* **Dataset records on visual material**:
* BEGIN *

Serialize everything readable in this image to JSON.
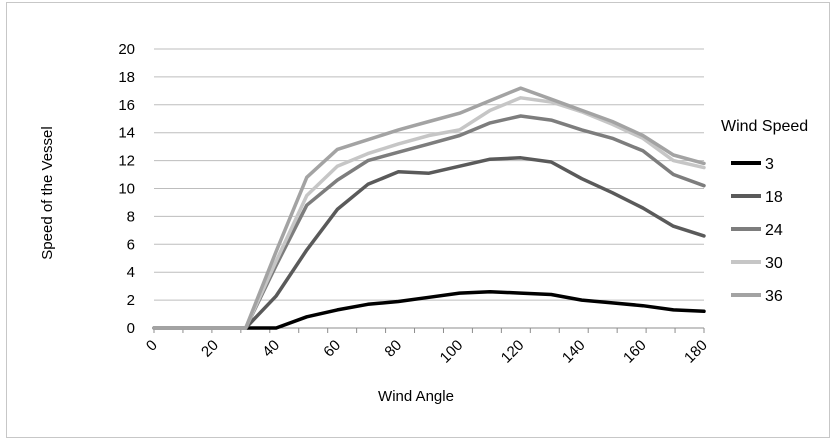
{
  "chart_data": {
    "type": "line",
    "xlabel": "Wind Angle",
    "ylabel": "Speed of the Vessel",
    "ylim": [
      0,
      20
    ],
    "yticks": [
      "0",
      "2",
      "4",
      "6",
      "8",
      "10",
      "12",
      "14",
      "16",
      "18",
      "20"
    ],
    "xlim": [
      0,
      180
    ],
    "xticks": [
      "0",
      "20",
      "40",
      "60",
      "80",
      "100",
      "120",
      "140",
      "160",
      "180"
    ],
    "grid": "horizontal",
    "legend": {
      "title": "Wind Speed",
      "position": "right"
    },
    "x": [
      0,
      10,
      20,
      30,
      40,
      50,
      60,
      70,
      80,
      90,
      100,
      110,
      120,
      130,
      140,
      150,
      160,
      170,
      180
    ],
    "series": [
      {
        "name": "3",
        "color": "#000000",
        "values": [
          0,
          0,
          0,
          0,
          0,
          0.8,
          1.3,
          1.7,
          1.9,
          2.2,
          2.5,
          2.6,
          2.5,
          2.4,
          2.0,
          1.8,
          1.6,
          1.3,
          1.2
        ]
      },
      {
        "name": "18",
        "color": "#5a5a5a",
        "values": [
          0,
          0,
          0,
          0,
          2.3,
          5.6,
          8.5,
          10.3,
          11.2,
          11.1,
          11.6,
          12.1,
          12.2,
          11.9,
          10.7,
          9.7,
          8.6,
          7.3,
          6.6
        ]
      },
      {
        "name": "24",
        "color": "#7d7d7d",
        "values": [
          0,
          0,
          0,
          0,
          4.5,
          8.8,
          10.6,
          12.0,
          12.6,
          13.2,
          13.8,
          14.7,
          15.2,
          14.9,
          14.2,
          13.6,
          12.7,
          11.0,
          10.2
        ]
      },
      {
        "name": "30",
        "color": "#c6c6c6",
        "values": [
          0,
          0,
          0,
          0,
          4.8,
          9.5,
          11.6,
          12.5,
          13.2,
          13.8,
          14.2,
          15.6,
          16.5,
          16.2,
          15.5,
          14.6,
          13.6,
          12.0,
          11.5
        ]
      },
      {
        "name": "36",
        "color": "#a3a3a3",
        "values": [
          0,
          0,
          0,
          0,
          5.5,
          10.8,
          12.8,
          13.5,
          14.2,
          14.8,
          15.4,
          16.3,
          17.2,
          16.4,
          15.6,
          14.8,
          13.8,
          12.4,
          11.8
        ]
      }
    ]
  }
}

* END *

* **TASK DESCRIPTION**:
Give the number of lines in the entries above that include the string "Speed". No other output is expected.

* **FULL SOLUTION**:
2